-- Data shown --
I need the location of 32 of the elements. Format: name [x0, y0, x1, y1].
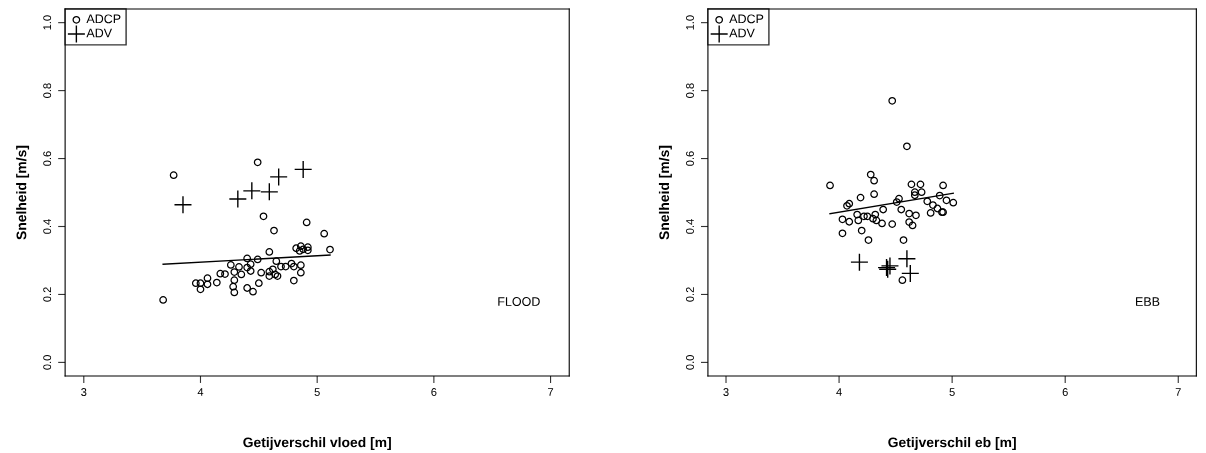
x-tick-label: 6 — [431, 388, 437, 396]
x-tick-label: 4 — [836, 388, 842, 396]
x-tick-label: 7 — [1175, 388, 1181, 396]
legend-label: ADV — [729, 28, 755, 38]
y-tick-label: 0.0 — [43, 355, 52, 370]
y-axis-title: Snelheid [m/s] — [16, 145, 30, 240]
y-tick-label: 0.6 — [686, 151, 694, 166]
annotation: EBB — [1136, 297, 1160, 306]
x-tick-label: 4 — [197, 388, 204, 396]
x-axis-title: Getijverschil vloed [m] — [243, 437, 391, 450]
x-tick-label: 7 — [548, 388, 554, 396]
x-axis-title: Getijverschil eb [m] — [888, 437, 1016, 450]
y-tick-label: 1.0 — [686, 15, 694, 30]
y-tick-label: 0.4 — [686, 219, 694, 234]
y-tick-label: 0.4 — [43, 219, 52, 234]
y-tick-label: 0.8 — [43, 83, 52, 98]
y-tick-label: 0.0 — [686, 355, 694, 370]
y-tick-label: 0.2 — [43, 287, 52, 302]
x-tick-label: 6 — [1062, 388, 1068, 396]
y-axis-title: Snelheid [m/s] — [658, 145, 672, 240]
y-tick-label: 0.2 — [686, 287, 694, 302]
x-tick-label: 3 — [723, 388, 729, 396]
legend-label: ADV — [86, 28, 113, 38]
x-tick-label: 3 — [81, 388, 87, 396]
x-tick-label: 5 — [949, 388, 955, 396]
y-tick-label: 1.0 — [43, 15, 52, 30]
x-tick-label: 5 — [314, 388, 320, 396]
legend-label: ADCP — [86, 14, 121, 24]
y-tick-label: 0.6 — [43, 151, 52, 166]
legend-label: ADCP — [729, 14, 764, 24]
annotation: FLOOD — [498, 297, 540, 306]
y-tick-label: 0.8 — [686, 83, 694, 98]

-- Stated exercise --
Repeat word for word the lines beginning with the line that contains "x-tick-label: 6 — [431, 388, 437, 396]" and ending with the line that contains "y-tick-label: 0.4 — [686, 219, 694, 234]", including both.

-- Answer in full --
x-tick-label: 6 — [431, 388, 437, 396]
x-tick-label: 4 — [836, 388, 842, 396]
x-tick-label: 7 — [1175, 388, 1181, 396]
legend-label: ADV — [729, 28, 755, 38]
y-tick-label: 0.0 — [43, 355, 52, 370]
y-axis-title: Snelheid [m/s] — [16, 145, 30, 240]
y-tick-label: 0.6 — [686, 151, 694, 166]
annotation: EBB — [1136, 297, 1160, 306]
x-tick-label: 4 — [197, 388, 204, 396]
x-axis-title: Getijverschil vloed [m] — [243, 437, 391, 450]
x-tick-label: 7 — [548, 388, 554, 396]
x-axis-title: Getijverschil eb [m] — [888, 437, 1016, 450]
y-tick-label: 1.0 — [686, 15, 694, 30]
y-tick-label: 0.4 — [686, 219, 694, 234]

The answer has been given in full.